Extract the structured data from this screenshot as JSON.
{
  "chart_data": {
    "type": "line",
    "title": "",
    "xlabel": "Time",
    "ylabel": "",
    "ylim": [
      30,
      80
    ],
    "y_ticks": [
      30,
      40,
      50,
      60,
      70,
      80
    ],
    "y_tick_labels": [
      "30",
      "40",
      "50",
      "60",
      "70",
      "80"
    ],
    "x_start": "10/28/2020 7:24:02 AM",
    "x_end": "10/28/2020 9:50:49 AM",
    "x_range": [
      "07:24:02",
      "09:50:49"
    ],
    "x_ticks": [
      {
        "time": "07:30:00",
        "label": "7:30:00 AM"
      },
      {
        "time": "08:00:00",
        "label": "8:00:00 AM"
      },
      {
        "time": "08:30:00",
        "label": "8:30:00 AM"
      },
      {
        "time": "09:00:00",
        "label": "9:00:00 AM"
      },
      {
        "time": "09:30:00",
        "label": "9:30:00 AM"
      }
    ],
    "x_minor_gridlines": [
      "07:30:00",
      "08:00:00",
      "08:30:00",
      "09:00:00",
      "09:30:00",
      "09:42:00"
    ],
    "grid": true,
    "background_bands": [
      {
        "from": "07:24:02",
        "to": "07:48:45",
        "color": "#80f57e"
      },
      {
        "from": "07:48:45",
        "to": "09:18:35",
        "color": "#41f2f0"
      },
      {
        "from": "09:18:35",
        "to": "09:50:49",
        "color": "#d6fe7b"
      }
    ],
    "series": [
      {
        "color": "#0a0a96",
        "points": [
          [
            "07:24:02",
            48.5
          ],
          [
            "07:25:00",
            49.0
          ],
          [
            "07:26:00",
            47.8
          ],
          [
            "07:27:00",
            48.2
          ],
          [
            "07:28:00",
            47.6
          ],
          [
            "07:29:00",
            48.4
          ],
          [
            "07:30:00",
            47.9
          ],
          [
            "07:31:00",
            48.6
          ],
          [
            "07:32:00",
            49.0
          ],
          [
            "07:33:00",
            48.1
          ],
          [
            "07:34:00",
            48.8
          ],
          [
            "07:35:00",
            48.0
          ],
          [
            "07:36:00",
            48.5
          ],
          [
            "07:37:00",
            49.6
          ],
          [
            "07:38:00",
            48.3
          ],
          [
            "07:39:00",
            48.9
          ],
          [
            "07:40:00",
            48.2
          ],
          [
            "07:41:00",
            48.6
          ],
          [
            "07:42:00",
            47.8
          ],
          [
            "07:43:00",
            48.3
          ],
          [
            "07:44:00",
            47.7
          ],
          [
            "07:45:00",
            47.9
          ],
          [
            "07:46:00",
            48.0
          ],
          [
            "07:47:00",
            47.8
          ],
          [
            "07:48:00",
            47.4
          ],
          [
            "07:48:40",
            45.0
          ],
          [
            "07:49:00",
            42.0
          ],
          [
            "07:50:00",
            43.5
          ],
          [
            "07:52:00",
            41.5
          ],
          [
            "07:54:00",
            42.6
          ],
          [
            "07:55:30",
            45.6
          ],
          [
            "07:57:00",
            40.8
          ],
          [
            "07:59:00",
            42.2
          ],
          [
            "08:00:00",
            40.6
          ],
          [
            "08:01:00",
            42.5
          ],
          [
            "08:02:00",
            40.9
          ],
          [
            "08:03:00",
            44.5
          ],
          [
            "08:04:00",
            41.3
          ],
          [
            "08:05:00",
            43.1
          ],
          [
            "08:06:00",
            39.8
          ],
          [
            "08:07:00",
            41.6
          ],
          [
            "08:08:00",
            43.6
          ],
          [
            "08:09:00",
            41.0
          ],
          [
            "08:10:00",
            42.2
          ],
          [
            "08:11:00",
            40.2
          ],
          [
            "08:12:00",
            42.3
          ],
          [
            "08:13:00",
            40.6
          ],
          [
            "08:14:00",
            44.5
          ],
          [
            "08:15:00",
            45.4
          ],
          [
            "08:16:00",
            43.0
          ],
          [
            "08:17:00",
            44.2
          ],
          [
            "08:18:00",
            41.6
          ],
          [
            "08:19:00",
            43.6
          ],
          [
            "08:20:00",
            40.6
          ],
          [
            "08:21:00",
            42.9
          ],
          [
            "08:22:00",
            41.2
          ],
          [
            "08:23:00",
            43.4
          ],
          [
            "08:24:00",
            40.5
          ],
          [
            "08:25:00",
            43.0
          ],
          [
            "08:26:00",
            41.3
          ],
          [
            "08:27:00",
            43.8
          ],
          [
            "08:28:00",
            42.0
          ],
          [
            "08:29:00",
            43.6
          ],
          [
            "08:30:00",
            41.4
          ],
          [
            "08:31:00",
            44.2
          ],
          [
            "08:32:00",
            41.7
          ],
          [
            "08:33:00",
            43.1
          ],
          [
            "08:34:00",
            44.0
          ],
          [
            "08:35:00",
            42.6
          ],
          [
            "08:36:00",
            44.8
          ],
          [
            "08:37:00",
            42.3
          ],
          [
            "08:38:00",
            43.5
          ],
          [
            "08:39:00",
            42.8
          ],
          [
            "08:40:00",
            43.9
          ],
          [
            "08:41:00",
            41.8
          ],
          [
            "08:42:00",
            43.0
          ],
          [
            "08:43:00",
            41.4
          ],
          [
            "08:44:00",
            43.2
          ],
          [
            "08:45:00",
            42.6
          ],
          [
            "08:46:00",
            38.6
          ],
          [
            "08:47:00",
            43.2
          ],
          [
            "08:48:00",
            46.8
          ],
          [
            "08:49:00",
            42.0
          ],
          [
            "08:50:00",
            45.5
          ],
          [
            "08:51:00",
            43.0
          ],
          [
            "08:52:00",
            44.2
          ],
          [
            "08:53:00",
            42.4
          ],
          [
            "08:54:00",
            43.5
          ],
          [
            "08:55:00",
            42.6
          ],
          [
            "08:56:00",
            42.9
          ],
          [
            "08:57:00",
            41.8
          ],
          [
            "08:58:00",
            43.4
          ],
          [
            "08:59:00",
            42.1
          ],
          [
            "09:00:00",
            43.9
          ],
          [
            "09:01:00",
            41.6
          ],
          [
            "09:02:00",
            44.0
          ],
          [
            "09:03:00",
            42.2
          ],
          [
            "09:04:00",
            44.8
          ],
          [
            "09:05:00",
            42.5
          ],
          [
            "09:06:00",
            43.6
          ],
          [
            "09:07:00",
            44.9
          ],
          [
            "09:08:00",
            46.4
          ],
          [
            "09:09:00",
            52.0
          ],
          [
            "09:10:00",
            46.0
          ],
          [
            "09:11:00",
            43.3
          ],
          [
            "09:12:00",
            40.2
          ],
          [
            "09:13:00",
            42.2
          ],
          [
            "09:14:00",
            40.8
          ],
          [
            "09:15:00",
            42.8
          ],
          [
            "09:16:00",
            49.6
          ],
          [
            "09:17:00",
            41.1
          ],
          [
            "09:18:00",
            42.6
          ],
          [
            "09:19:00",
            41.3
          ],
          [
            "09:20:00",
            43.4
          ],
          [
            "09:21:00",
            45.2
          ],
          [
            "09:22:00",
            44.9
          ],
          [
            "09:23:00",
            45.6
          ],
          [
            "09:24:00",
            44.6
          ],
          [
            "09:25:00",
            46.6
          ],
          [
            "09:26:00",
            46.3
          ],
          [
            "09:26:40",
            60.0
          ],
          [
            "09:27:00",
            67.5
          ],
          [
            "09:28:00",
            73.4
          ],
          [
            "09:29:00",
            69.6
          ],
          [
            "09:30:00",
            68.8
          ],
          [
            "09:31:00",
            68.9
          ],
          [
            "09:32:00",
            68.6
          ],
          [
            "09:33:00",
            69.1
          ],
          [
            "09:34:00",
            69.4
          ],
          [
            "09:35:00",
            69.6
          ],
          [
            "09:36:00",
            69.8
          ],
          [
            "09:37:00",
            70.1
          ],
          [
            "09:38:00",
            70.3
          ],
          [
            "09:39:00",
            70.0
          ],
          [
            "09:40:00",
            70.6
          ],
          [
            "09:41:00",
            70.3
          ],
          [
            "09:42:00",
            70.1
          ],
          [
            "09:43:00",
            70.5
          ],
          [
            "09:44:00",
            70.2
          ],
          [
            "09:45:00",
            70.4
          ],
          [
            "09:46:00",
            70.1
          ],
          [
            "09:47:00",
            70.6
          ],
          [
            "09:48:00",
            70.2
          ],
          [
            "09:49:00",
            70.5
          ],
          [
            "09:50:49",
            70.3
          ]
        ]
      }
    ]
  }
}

—————

From the listing, copy each line containing the word "color".

### Task response
        "color": "#80f57e"
        "color": "#41f2f0"
        "color": "#d6fe7b"
        "color": "#0a0a96",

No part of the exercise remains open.